Task to complete
Every entry needs to be printed exactly, please.
--
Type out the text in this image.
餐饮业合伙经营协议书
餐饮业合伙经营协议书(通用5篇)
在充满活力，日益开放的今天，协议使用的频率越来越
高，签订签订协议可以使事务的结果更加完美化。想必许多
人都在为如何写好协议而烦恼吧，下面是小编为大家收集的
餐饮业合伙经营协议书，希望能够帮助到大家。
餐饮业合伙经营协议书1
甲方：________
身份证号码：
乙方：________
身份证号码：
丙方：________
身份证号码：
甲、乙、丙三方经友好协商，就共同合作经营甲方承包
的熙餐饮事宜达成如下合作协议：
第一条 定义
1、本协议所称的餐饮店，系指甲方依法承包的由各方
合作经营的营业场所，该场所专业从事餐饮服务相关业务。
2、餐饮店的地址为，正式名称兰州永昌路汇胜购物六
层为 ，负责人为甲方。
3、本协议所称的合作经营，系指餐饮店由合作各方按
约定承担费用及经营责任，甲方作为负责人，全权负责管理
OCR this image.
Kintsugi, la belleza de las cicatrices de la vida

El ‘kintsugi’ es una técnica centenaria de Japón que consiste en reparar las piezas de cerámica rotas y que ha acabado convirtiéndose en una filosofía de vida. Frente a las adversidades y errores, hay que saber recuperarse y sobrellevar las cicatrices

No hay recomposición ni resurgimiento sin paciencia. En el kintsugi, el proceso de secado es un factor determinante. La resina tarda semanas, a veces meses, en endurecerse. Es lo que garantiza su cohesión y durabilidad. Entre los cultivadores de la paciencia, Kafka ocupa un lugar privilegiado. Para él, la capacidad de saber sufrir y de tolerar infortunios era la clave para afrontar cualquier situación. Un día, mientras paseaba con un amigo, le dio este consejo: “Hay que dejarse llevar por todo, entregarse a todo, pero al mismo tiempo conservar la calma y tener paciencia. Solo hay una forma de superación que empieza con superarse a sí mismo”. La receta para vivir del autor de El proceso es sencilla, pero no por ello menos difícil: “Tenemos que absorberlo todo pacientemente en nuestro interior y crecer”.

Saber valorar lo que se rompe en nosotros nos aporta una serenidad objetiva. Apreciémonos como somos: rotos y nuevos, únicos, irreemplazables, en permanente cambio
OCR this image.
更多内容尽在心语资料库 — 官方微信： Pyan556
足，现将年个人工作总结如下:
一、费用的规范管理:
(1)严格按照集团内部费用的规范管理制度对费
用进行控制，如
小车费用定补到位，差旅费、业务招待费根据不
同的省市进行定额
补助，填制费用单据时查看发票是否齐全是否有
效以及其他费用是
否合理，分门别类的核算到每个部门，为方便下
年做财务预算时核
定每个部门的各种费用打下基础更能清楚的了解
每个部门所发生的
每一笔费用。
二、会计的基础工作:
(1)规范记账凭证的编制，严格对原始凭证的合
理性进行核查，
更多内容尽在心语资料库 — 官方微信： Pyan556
--
Response for this exercise
Type out the text in this image.
餐饮业合伙经营协议书
餐饮业合伙经营协议书(通用5篇)
在充满活力，日益开放的今天，协议使用的频率越来越
高，签订签订协议可以使事务的结果更加完美化。想必许多
人都在为如何写好协议而烦恼吧，下面是小编为大家收集的
餐饮业合伙经营协议书，希望能够帮助到大家。
餐饮业合伙经营协议书1
甲方：________
身份证号码：
乙方：________
身份证号码：
丙方：________
身份证号码：
甲、乙、丙三方经友好协商，就共同合作经营甲方承包
的熙餐饮事宜达成如下合作协议：
第一条 定义
1、本协议所称的餐饮店，系指甲方依法承包的由各方
合作经营的营业场所，该场所专业从事餐饮服务相关业务。
2、餐饮店的地址为，正式名称兰州永昌路汇胜购物六
层为 ，负责人为甲方。
3、本协议所称的合作经营，系指餐饮店由合作各方按
约定承担费用及经营责任，甲方作为负责人，全权负责管理
OCR this image.
Kintsugi, la belleza de las cicatrices de la vida

El ‘kintsugi’ es una técnica centenaria de Japón que consiste en reparar las piezas de cerámica rotas y que ha acabado convirtiéndose en una filosofía de vida. Frente a las adversidades y errores, hay que saber recuperarse y sobrellevar las cicatrices

No hay recomposición ni resurgimiento sin paciencia. En el kintsugi, el proceso de secado es un factor determinante. La resina tarda semanas, a veces meses, en endurecerse. Es lo que garantiza su cohesión y durabilidad. Entre los cultivadores de la paciencia, Kafka ocupa un lugar privilegiado. Para él, la capacidad de saber sufrir y de tolerar infortunios era la clave para afrontar cualquier situación. Un día, mientras paseaba con un amigo, le dio este consejo: “Hay que dejarse llevar por todo, entregarse a todo, pero al mismo tiempo conservar la calma y tener paciencia. Solo hay una forma de superación que empieza con superarse a sí mismo”. La receta para vivir del autor de El proceso es sencilla, pero no por ello menos difícil: “Tenemos que absorberlo todo pacientemente en nuestro interior y crecer”.

Saber valorar lo que se rompe en nosotros nos aporta una serenidad objetiva. Apreciémonos como somos: rotos y nuevos, únicos, irreemplazables, en permanente cambio
OCR this image.
更多内容尽在心语资料库 — 官方微信： Pyan556
足，现将年个人工作总结如下:
一、费用的规范管理:
(1)严格按照集团内部费用的规范管理制度对费
用进行控制，如
小车费用定补到位，差旅费、业务招待费根据不
同的省市进行定额
补助，填制费用单据时查看发票是否齐全是否有
效以及其他费用是
否合理，分门别类的核算到每个部门，为方便下
年做财务预算时核
定每个部门的各种费用打下基础更能清楚的了解
每个部门所发生的
每一笔费用。
二、会计的基础工作:
(1)规范记账凭证的编制，严格对原始凭证的合
理性进行核查，
更多内容尽在心语资料库 — 官方微信： Pyan556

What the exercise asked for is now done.